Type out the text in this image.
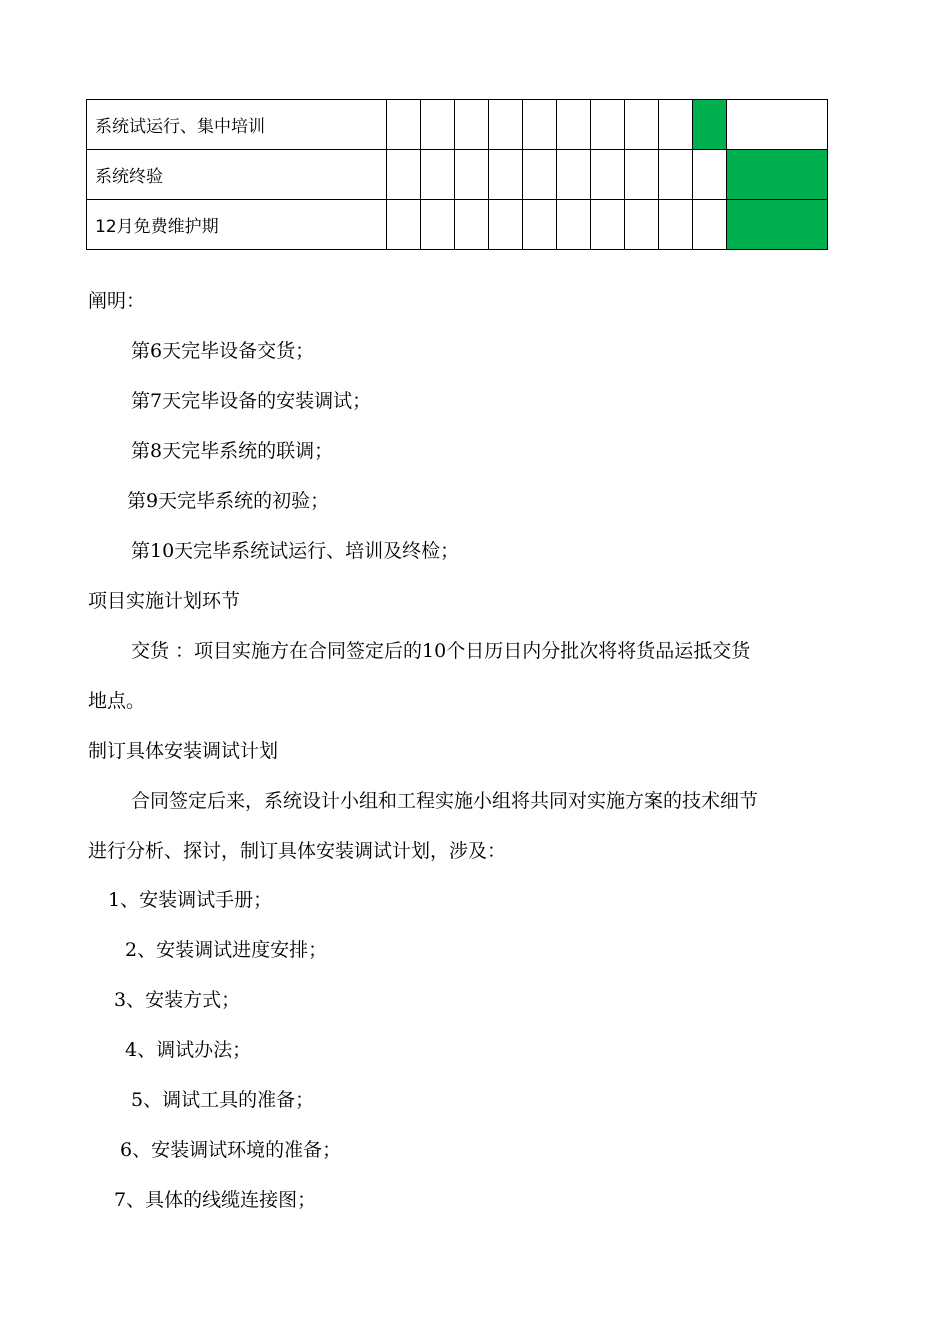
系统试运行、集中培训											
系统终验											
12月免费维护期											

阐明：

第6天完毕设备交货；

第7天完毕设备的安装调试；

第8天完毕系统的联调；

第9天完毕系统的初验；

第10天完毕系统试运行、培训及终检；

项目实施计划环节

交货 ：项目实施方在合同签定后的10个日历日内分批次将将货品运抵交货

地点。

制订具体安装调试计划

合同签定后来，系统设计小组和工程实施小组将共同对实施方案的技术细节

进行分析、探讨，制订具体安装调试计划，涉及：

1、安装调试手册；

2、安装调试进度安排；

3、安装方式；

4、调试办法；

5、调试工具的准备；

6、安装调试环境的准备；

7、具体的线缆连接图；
• • • • •
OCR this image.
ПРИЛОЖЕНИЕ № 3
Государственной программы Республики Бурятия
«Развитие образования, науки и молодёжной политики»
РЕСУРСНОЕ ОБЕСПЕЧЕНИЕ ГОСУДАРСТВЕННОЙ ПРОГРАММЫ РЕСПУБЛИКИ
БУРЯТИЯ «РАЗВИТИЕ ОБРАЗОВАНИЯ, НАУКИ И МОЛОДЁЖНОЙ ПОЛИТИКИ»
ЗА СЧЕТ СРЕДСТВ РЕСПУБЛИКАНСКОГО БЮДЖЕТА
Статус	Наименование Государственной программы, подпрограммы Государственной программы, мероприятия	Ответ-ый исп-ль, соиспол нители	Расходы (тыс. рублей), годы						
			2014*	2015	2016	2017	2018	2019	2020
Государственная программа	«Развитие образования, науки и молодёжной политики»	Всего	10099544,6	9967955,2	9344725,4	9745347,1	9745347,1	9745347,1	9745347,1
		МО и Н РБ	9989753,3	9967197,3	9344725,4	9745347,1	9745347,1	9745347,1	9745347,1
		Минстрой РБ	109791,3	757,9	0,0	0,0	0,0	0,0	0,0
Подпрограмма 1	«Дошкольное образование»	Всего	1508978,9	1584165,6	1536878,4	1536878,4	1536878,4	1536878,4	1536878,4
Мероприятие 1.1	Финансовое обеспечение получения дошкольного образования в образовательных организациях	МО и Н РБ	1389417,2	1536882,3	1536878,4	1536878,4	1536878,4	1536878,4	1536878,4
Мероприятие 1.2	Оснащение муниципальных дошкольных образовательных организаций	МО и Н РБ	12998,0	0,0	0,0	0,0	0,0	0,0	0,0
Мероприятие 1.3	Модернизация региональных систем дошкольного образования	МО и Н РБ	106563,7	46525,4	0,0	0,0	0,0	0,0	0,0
• • • • •
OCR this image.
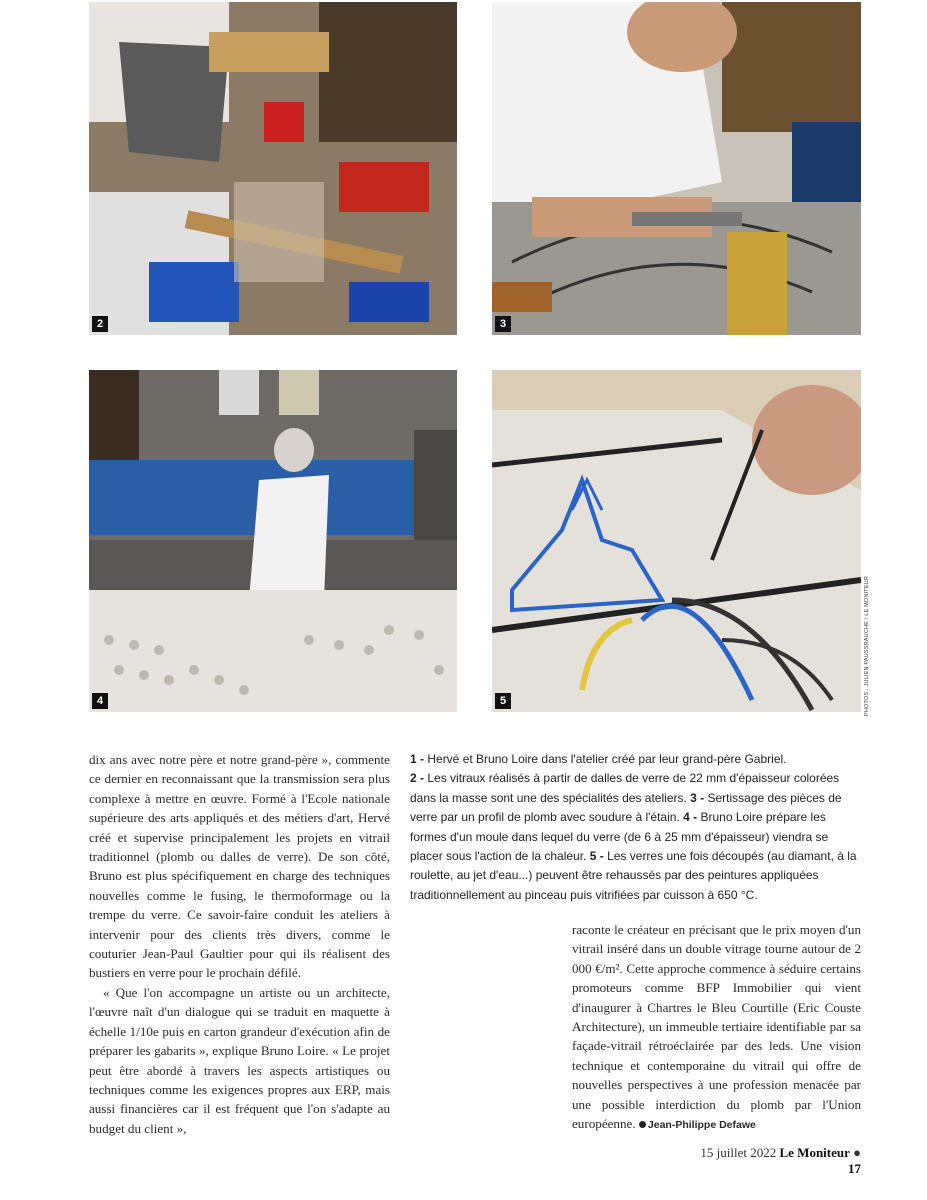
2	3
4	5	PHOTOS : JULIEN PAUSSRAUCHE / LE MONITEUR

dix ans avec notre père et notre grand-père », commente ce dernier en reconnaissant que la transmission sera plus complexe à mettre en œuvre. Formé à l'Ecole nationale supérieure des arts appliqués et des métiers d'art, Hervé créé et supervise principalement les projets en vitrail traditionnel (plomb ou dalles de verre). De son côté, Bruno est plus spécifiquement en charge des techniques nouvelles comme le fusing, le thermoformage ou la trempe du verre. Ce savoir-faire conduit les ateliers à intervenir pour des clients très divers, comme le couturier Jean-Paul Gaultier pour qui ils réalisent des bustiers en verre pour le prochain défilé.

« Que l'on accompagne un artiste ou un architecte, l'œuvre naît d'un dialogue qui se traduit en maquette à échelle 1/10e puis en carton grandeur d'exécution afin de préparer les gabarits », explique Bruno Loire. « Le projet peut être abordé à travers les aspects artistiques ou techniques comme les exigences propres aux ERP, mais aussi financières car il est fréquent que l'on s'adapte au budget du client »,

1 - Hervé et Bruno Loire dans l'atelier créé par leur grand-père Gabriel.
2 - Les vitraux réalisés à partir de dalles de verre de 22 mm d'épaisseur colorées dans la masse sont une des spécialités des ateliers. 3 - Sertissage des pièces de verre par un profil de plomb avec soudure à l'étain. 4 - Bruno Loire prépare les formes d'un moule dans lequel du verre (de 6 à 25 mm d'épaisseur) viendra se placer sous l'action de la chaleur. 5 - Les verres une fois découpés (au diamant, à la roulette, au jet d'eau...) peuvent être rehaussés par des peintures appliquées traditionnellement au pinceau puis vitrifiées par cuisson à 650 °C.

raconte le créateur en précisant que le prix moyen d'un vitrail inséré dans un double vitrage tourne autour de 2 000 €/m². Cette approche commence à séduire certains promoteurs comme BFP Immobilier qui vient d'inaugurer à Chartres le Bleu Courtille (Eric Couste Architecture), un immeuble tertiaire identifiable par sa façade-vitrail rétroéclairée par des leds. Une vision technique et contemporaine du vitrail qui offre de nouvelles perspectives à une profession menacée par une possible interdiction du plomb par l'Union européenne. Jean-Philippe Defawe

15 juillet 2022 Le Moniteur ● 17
• • • • •
== REQUIREMENTS ==
In the entries above, find each line with the word "Всего" and copy it.

== OUTPUT FOR THIS EXERCISE ==
Государственная программа	«Развитие образования, науки и молодёжной политики»	Всего	10099544,6	9967955,2	9344725,4	9745347,1	9745347,1	9745347,1	9745347,1
Подпрограмма 1	«Дошкольное образование»	Всего	1508978,9	1584165,6	1536878,4	1536878,4	1536878,4	1536878,4	1536878,4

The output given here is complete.